Records
:::::

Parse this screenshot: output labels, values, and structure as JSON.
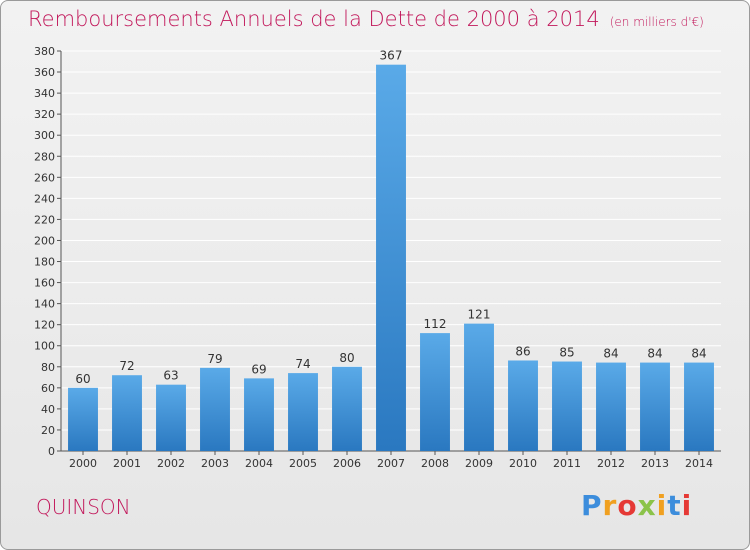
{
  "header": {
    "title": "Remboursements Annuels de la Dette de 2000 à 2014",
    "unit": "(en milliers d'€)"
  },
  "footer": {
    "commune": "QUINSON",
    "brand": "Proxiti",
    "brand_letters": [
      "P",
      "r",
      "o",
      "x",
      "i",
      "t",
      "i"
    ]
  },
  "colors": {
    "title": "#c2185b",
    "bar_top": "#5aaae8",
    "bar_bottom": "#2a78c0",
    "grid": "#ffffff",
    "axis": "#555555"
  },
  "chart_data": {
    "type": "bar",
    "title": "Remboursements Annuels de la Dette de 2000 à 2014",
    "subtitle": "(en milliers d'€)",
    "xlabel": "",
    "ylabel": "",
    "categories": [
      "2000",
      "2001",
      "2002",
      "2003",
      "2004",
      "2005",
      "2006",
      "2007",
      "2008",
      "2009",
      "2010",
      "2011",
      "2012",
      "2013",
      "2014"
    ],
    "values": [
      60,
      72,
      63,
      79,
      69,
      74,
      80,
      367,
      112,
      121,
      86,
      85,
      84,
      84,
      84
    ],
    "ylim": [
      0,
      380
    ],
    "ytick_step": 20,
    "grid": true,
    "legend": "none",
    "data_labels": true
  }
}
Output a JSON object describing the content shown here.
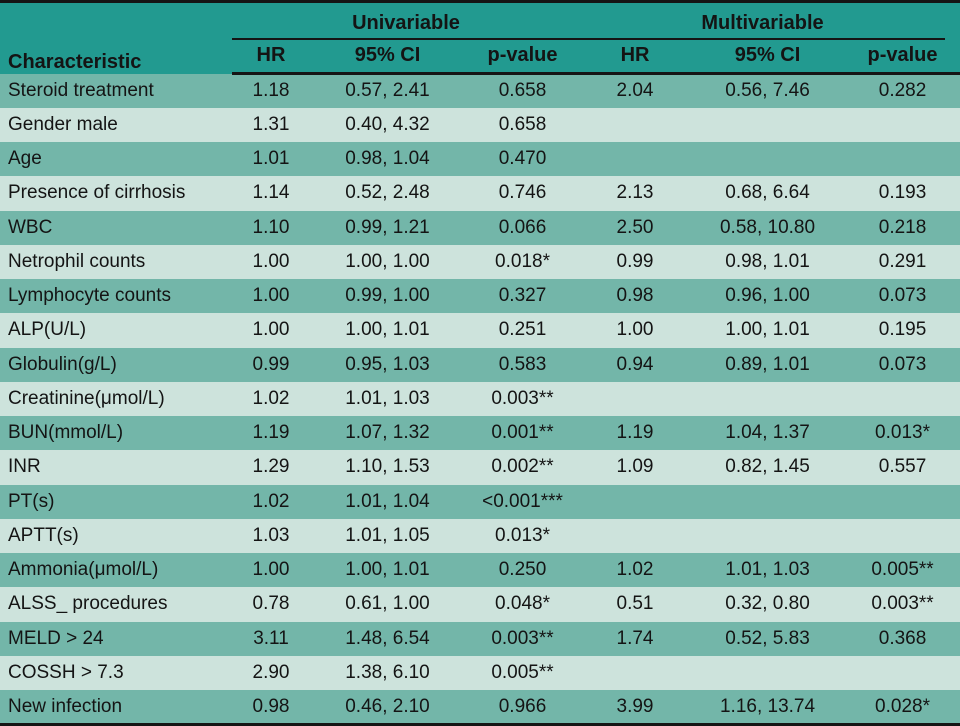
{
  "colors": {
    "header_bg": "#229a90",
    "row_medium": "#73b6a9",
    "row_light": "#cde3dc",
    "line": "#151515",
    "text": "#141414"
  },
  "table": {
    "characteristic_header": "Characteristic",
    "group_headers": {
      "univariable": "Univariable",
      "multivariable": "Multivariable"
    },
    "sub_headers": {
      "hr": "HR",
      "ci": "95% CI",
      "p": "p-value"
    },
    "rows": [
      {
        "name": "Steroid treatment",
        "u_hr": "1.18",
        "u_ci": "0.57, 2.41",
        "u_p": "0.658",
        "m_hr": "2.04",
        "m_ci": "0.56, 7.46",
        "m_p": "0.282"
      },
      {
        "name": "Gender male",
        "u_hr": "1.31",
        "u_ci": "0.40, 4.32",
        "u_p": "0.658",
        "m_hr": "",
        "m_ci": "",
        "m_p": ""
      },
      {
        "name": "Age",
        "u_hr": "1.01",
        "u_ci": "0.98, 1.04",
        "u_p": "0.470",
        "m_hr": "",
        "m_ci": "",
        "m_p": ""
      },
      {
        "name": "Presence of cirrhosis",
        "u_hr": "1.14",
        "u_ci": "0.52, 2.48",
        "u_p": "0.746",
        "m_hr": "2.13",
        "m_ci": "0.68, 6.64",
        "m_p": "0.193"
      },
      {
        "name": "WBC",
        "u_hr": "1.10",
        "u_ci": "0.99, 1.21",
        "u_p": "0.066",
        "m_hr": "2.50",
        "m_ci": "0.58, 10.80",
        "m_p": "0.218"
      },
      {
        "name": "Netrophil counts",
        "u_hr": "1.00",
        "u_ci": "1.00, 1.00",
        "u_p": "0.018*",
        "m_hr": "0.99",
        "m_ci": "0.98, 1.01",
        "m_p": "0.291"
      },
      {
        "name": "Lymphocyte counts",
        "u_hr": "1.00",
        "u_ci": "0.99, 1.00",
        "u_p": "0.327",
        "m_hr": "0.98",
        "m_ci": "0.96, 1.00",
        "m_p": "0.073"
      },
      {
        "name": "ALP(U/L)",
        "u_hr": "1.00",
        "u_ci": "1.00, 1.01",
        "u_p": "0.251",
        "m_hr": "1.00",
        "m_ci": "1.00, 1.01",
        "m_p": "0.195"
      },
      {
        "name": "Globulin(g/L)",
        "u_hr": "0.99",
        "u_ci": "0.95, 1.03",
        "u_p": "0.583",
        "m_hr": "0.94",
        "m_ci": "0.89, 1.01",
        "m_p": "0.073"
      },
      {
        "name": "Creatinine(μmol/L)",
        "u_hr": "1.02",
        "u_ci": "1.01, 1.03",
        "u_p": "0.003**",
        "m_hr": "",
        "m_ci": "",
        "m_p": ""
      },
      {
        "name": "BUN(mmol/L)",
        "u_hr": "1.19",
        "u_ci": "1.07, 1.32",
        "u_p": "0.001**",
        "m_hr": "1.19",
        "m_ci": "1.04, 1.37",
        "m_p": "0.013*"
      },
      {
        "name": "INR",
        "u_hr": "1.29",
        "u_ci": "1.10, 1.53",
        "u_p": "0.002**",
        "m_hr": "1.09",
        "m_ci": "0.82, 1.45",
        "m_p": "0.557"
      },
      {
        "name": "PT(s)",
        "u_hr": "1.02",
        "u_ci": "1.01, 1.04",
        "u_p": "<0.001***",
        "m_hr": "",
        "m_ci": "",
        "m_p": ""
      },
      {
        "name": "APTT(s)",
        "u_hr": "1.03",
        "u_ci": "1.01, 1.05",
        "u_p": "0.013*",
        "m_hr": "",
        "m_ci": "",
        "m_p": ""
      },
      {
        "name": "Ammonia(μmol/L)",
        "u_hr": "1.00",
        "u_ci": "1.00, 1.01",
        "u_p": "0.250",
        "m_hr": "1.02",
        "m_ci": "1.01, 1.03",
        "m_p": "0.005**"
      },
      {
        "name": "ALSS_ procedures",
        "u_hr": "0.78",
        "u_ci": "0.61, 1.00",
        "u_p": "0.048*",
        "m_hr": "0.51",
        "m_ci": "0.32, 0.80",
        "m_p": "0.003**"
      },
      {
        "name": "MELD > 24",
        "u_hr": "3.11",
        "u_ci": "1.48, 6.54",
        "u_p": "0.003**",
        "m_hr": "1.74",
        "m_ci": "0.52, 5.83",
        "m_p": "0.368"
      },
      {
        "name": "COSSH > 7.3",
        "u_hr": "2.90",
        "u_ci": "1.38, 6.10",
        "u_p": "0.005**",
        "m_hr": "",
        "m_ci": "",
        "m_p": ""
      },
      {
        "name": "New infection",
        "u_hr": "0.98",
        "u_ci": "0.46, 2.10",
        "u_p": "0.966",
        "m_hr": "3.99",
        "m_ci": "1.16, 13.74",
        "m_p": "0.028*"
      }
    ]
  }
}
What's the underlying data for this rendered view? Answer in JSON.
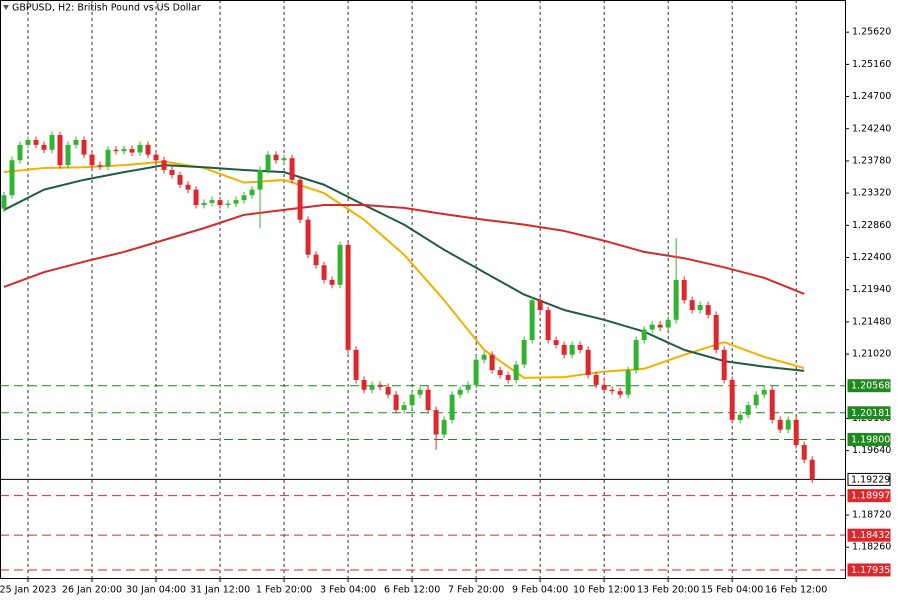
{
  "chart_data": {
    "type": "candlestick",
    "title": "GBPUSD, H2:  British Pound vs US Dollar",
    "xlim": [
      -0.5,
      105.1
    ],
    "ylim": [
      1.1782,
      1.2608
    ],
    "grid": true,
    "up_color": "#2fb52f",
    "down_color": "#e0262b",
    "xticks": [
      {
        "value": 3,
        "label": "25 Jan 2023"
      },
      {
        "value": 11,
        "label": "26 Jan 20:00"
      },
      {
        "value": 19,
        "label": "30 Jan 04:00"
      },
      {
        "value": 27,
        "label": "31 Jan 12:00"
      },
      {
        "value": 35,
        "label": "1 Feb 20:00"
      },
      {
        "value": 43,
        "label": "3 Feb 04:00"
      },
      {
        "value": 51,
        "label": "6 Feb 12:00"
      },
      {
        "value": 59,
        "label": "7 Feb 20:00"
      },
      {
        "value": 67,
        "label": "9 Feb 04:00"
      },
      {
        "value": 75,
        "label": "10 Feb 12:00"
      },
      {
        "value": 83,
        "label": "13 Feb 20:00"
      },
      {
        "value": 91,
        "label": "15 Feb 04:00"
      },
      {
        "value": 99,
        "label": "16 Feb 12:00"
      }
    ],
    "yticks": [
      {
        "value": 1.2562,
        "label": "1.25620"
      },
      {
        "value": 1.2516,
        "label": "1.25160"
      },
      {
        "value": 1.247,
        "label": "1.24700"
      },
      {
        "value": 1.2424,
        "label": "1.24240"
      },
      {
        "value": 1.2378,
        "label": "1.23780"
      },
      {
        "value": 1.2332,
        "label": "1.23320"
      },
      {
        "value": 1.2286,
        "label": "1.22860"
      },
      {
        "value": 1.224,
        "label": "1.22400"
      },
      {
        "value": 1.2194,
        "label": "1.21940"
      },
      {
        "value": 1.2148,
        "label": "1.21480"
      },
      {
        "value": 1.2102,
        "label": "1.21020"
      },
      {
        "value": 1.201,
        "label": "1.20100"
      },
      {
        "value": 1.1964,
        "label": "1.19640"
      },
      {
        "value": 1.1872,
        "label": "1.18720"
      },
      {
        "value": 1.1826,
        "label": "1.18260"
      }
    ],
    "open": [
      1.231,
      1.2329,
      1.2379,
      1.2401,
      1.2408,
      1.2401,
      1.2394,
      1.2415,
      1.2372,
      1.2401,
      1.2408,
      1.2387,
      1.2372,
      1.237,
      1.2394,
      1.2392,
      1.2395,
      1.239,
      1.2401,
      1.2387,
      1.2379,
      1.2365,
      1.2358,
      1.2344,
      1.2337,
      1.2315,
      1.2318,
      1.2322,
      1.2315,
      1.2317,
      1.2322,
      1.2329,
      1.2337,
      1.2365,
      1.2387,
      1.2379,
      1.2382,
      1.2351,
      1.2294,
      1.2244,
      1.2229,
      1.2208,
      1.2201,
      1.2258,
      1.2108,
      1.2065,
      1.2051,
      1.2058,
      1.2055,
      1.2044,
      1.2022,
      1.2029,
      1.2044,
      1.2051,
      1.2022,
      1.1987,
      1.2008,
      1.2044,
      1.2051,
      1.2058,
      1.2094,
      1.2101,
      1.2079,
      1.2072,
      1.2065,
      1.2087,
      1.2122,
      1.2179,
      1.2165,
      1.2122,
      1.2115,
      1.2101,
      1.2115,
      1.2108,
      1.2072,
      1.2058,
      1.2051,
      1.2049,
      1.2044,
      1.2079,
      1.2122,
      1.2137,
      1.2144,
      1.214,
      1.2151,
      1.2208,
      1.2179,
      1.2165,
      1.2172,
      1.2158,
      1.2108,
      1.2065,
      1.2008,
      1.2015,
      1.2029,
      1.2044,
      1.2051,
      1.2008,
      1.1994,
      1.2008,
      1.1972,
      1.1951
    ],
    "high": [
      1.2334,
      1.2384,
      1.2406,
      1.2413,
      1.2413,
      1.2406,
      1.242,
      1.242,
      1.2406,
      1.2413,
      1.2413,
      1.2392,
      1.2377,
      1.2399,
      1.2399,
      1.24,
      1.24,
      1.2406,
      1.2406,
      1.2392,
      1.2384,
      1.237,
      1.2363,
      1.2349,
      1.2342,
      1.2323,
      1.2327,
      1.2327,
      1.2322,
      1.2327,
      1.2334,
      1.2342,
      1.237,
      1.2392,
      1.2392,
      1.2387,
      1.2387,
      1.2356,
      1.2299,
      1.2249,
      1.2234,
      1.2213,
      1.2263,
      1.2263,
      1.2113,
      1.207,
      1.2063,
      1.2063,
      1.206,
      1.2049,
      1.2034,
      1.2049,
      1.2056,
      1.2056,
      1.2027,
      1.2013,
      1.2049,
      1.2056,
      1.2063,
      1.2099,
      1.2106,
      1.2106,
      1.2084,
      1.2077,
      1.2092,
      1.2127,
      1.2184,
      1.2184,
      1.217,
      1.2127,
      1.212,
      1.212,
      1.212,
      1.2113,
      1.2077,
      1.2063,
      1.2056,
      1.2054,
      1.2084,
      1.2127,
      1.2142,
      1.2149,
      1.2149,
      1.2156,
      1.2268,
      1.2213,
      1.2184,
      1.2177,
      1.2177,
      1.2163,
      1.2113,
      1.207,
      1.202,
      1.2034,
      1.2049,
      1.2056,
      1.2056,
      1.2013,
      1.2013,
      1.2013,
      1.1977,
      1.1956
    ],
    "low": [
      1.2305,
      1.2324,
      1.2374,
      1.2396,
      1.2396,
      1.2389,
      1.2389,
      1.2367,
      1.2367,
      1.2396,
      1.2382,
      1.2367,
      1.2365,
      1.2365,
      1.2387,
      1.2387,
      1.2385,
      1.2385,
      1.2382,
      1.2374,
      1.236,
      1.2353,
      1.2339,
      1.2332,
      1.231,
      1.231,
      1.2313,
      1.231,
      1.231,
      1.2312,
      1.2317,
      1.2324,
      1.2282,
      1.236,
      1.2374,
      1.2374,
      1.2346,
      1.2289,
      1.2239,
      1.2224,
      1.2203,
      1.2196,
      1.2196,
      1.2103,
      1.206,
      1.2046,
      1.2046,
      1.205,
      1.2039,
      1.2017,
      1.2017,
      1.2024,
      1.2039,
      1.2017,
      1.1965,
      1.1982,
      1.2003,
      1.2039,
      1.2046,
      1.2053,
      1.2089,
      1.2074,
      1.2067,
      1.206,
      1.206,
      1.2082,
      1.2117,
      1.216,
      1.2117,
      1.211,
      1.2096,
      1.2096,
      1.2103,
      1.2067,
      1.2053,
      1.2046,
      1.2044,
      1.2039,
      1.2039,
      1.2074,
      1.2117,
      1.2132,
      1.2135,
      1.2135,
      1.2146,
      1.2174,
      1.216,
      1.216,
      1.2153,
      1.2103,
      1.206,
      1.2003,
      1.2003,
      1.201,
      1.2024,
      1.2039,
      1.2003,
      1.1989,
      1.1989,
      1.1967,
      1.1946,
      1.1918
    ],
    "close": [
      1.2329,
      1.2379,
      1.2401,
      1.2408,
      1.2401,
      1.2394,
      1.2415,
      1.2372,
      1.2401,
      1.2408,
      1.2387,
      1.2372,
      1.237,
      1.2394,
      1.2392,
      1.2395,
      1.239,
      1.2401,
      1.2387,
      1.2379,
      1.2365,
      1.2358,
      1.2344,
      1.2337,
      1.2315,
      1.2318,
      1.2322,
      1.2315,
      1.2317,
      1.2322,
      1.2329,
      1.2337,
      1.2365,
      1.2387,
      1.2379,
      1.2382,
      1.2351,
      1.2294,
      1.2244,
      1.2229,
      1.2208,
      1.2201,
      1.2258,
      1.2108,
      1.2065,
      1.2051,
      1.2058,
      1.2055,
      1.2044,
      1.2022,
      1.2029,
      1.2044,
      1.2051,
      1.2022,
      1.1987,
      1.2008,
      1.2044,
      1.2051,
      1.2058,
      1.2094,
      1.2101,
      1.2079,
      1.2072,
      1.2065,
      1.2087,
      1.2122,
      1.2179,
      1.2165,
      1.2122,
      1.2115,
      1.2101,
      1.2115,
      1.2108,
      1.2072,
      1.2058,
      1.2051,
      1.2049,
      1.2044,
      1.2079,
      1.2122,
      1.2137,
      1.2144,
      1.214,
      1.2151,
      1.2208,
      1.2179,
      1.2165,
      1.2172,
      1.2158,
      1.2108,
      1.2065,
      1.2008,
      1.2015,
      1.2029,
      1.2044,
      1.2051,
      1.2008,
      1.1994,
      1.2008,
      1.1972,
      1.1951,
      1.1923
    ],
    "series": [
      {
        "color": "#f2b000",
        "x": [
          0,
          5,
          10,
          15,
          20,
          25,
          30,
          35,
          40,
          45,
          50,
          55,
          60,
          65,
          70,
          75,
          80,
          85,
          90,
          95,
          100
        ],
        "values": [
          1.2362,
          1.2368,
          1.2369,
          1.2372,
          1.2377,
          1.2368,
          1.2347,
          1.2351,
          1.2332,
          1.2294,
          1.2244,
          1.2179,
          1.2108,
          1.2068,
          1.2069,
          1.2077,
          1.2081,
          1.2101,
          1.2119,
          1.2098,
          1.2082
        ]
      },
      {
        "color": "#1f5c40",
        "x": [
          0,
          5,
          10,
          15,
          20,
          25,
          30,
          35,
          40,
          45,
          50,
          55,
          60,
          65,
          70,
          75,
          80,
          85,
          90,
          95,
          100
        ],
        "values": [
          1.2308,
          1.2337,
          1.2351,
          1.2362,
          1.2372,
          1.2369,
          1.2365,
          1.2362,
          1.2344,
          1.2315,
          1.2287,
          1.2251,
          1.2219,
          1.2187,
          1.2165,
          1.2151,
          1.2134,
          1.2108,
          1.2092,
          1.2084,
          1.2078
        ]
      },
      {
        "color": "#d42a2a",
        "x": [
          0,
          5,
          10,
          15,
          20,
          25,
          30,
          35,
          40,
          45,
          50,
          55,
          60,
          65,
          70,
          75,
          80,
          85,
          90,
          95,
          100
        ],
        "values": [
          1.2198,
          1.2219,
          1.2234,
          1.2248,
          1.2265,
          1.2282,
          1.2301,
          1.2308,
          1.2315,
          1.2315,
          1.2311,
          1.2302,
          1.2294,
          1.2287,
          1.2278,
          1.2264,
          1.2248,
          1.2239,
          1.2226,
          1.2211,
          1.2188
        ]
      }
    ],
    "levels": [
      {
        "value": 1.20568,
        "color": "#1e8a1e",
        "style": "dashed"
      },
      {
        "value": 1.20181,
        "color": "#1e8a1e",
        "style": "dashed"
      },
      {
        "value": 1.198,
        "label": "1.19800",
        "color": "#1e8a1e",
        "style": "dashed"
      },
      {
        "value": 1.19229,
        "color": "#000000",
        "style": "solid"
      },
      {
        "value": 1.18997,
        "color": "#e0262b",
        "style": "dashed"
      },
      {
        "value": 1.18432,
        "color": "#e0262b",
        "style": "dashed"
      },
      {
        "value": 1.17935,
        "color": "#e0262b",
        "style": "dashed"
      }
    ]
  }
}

:::::

Lines containing the string "milliers" are to be selected and copied.

    "unit": "(en milliers d'€)"
    "subtitle": "(en milliers d'€)",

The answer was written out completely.